= RECORDS SHOWN =

++++++

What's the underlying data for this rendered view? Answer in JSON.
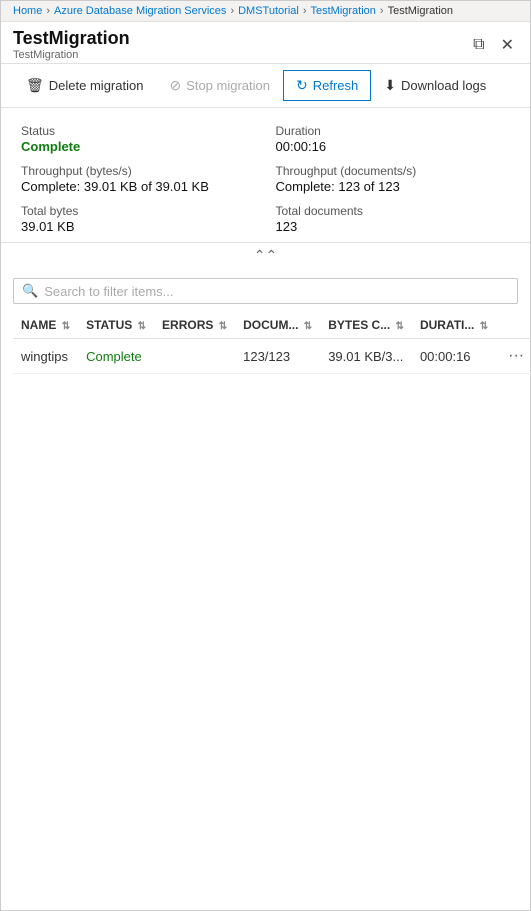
{
  "breadcrumb": {
    "items": [
      {
        "label": "Home",
        "link": true
      },
      {
        "label": "Azure Database Migration Services",
        "link": true
      },
      {
        "label": "DMSTutorial",
        "link": true
      },
      {
        "label": "TestMigration",
        "link": true
      },
      {
        "label": "TestMigration",
        "link": false
      }
    ]
  },
  "title": {
    "main": "TestMigration",
    "sub": "TestMigration"
  },
  "toolbar": {
    "delete_label": "Delete migration",
    "stop_label": "Stop migration",
    "refresh_label": "Refresh",
    "download_label": "Download logs"
  },
  "stats": {
    "status_label": "Status",
    "status_value": "Complete",
    "duration_label": "Duration",
    "duration_value": "00:00:16",
    "throughput_bytes_label": "Throughput (bytes/s)",
    "throughput_bytes_value": "Complete: 39.01 KB of 39.01 KB",
    "throughput_docs_label": "Throughput (documents/s)",
    "throughput_docs_value": "Complete: 123 of 123",
    "total_bytes_label": "Total bytes",
    "total_bytes_value": "39.01 KB",
    "total_docs_label": "Total documents",
    "total_docs_value": "123"
  },
  "search": {
    "placeholder": "Search to filter items..."
  },
  "table": {
    "columns": [
      {
        "label": "NAME",
        "key": "name"
      },
      {
        "label": "STATUS",
        "key": "status"
      },
      {
        "label": "ERRORS",
        "key": "errors"
      },
      {
        "label": "DOCUM...",
        "key": "documents"
      },
      {
        "label": "BYTES C...",
        "key": "bytes"
      },
      {
        "label": "DURATI...",
        "key": "duration"
      }
    ],
    "rows": [
      {
        "name": "wingtips",
        "status": "Complete",
        "errors": "",
        "documents": "123/123",
        "bytes": "39.01 KB/3...",
        "duration": "00:00:16"
      }
    ]
  }
}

++++++

Return all lines of the material above in which the word "documents" occurs.

= SOLVED PROBLEM =
    "throughput_docs_label": "Throughput (documents/s)",
    "total_docs_label": "Total documents",
        "key": "documents"
        "documents": "123/123",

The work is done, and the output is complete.